Instructions for the task —
Go through the data and copy every line exactly, but not the images.

A block of data —
========================================================================

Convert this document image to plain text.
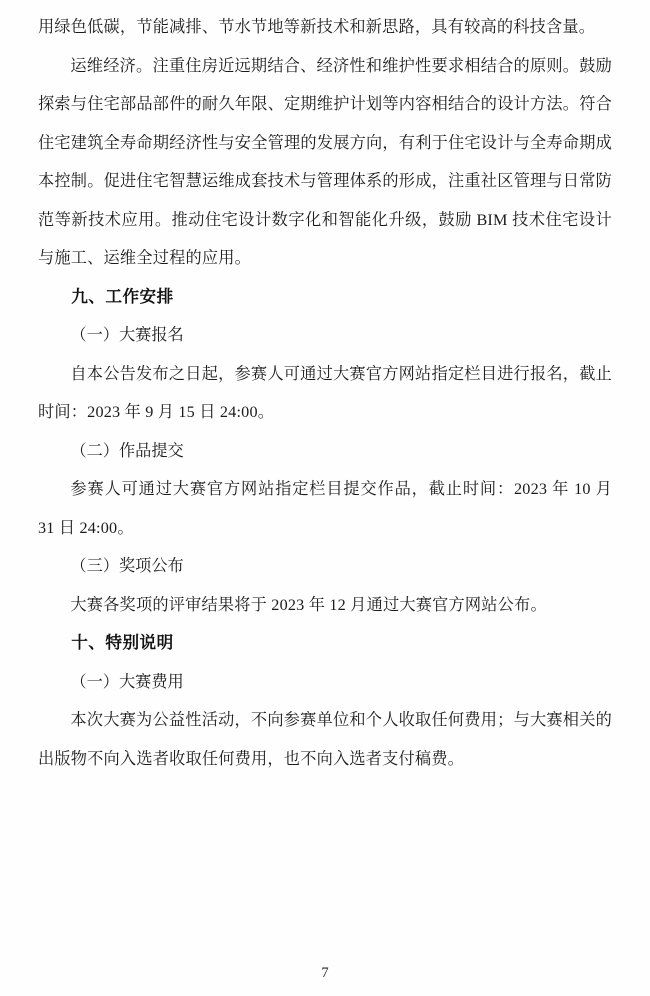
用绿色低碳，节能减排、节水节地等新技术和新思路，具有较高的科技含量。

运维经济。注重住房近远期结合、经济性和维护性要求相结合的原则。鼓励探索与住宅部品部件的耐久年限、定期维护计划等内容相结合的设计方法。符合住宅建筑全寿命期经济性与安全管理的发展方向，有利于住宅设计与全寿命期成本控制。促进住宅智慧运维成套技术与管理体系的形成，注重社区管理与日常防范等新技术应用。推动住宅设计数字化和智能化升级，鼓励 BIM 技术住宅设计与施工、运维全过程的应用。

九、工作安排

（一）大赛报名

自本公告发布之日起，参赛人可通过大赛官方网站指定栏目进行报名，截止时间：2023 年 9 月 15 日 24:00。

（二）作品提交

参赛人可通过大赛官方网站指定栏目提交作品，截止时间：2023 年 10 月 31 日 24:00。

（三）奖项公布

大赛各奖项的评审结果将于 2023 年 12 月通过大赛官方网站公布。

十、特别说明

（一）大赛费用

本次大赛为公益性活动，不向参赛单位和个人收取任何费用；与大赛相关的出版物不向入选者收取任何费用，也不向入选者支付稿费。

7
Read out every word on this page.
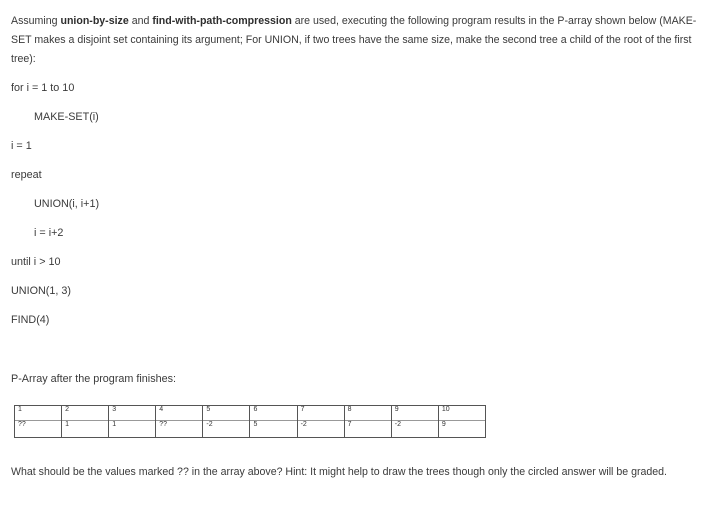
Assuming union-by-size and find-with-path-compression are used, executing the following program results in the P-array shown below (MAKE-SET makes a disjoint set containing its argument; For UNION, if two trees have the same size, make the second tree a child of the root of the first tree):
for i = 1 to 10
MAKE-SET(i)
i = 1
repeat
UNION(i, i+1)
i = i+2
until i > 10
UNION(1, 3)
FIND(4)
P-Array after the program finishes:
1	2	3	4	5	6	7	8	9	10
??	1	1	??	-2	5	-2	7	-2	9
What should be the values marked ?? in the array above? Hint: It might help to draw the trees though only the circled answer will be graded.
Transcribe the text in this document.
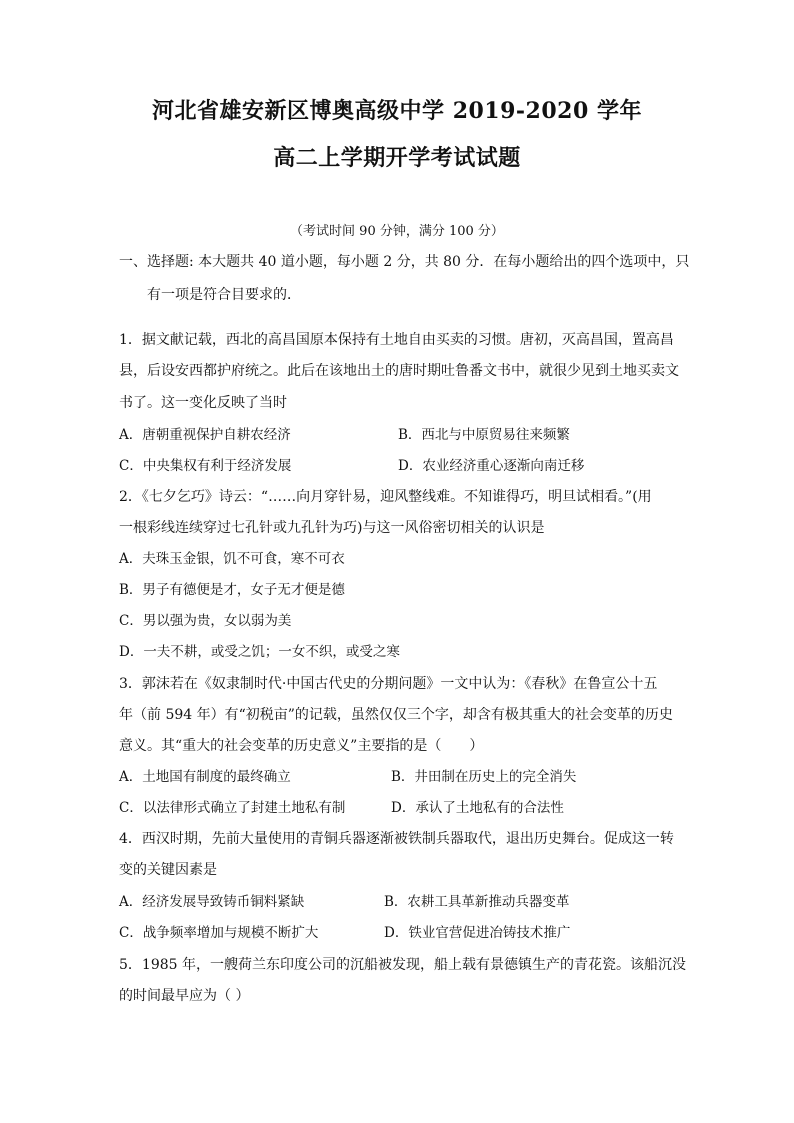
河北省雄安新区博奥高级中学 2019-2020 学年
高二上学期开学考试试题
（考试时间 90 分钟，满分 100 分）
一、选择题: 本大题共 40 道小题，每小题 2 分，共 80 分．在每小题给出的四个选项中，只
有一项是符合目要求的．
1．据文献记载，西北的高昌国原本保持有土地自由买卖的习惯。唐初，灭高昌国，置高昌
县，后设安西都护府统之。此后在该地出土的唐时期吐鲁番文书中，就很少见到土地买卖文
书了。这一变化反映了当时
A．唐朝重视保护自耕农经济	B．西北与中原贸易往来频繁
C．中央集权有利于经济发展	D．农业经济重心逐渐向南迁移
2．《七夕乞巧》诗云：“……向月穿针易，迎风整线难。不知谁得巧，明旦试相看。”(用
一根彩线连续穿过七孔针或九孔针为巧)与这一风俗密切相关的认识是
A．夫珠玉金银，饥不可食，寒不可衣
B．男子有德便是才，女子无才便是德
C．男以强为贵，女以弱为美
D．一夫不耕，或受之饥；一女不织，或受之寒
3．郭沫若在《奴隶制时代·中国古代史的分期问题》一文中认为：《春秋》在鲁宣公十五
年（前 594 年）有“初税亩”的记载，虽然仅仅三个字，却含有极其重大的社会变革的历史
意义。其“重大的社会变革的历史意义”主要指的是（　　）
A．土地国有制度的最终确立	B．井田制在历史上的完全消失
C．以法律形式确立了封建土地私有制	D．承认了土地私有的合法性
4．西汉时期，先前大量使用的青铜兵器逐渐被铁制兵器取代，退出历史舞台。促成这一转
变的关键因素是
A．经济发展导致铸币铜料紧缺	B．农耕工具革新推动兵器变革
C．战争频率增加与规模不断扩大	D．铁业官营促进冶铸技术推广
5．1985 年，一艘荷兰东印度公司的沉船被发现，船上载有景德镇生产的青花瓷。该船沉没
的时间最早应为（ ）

========================================================================

Exercise response —
Convert this document image to plain text.
用绿色低碳，节能减排、节水节地等新技术和新思路，具有较高的科技含量。

运维经济。注重住房近远期结合、经济性和维护性要求相结合的原则。鼓励探索与住宅部品部件的耐久年限、定期维护计划等内容相结合的设计方法。符合住宅建筑全寿命期经济性与安全管理的发展方向，有利于住宅设计与全寿命期成本控制。促进住宅智慧运维成套技术与管理体系的形成，注重社区管理与日常防范等新技术应用。推动住宅设计数字化和智能化升级，鼓励 BIM 技术住宅设计与施工、运维全过程的应用。

九、工作安排

（一）大赛报名

自本公告发布之日起，参赛人可通过大赛官方网站指定栏目进行报名，截止时间：2023 年 9 月 15 日 24:00。

（二）作品提交

参赛人可通过大赛官方网站指定栏目提交作品，截止时间：2023 年 10 月 31 日 24:00。

（三）奖项公布

大赛各奖项的评审结果将于 2023 年 12 月通过大赛官方网站公布。

十、特别说明

（一）大赛费用

本次大赛为公益性活动，不向参赛单位和个人收取任何费用；与大赛相关的出版物不向入选者收取任何费用，也不向入选者支付稿费。

7
Read out every word on this page.
Assuming union-by-size and find-with-path-compression are used, executing the following program results in the P-array shown below (MAKE-SET makes a disjoint set containing its argument; For UNION, if two trees have the same size, make the second tree a child of the root of the first tree):
for i = 1 to 10
MAKE-SET(i)
i = 1
repeat
UNION(i, i+1)
i = i+2
until i > 10
UNION(1, 3)
FIND(4)
P-Array after the program finishes:
1	2	3	4	5	6	7	8	9	10
??	1	1	??	-2	5	-2	7	-2	9
What should be the values marked ?? in the array above? Hint: It might help to draw the trees though only the circled answer will be graded.
Transcribe the text in this document.
河北省雄安新区博奥高级中学 2019-2020 学年
高二上学期开学考试试题
（考试时间 90 分钟，满分 100 分）
一、选择题: 本大题共 40 道小题，每小题 2 分，共 80 分．在每小题给出的四个选项中，只
有一项是符合目要求的．
1．据文献记载，西北的高昌国原本保持有土地自由买卖的习惯。唐初，灭高昌国，置高昌
县，后设安西都护府统之。此后在该地出土的唐时期吐鲁番文书中，就很少见到土地买卖文
书了。这一变化反映了当时
A．唐朝重视保护自耕农经济	B．西北与中原贸易往来频繁
C．中央集权有利于经济发展	D．农业经济重心逐渐向南迁移
2．《七夕乞巧》诗云：“……向月穿针易，迎风整线难。不知谁得巧，明旦试相看。”(用
一根彩线连续穿过七孔针或九孔针为巧)与这一风俗密切相关的认识是
A．夫珠玉金银，饥不可食，寒不可衣
B．男子有德便是才，女子无才便是德
C．男以强为贵，女以弱为美
D．一夫不耕，或受之饥；一女不织，或受之寒
3．郭沫若在《奴隶制时代·中国古代史的分期问题》一文中认为：《春秋》在鲁宣公十五
年（前 594 年）有“初税亩”的记载，虽然仅仅三个字，却含有极其重大的社会变革的历史
意义。其“重大的社会变革的历史意义”主要指的是（　　）
A．土地国有制度的最终确立	B．井田制在历史上的完全消失
C．以法律形式确立了封建土地私有制	D．承认了土地私有的合法性
4．西汉时期，先前大量使用的青铜兵器逐渐被铁制兵器取代，退出历史舞台。促成这一转
变的关键因素是
A．经济发展导致铸币铜料紧缺	B．农耕工具革新推动兵器变革
C．战争频率增加与规模不断扩大	D．铁业官营促进冶铸技术推广
5．1985 年，一艘荷兰东印度公司的沉船被发现，船上载有景德镇生产的青花瓷。该船沉没
的时间最早应为（ ）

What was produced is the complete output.